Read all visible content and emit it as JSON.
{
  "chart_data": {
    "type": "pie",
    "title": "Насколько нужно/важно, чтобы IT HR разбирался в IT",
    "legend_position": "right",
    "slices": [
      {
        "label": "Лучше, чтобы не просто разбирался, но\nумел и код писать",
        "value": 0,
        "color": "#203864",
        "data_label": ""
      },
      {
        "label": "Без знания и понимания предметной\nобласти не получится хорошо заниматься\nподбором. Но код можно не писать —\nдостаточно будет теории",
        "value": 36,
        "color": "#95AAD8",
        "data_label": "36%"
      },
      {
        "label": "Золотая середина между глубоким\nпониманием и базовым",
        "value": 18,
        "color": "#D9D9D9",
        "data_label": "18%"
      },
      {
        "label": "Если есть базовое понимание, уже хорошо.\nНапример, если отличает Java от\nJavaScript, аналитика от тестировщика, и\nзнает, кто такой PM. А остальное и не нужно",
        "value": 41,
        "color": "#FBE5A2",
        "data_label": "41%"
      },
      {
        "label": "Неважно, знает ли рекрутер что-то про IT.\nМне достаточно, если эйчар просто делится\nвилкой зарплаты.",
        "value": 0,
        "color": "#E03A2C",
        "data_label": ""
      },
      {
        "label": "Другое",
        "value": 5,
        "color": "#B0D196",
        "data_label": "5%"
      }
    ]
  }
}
- - -
:: Required task ::
Copy every line above that includes the string "нужно".

:: Answer ::
    "title": "Насколько нужно/важно, чтобы IT HR разбирался в IT",
        "label": "Если есть базовое понимание, уже хорошо.\nНапример, если отличает Java от\nJavaScript, аналитика от тестировщика, и\nзнает, кто такой PM. А остальное и не нужно",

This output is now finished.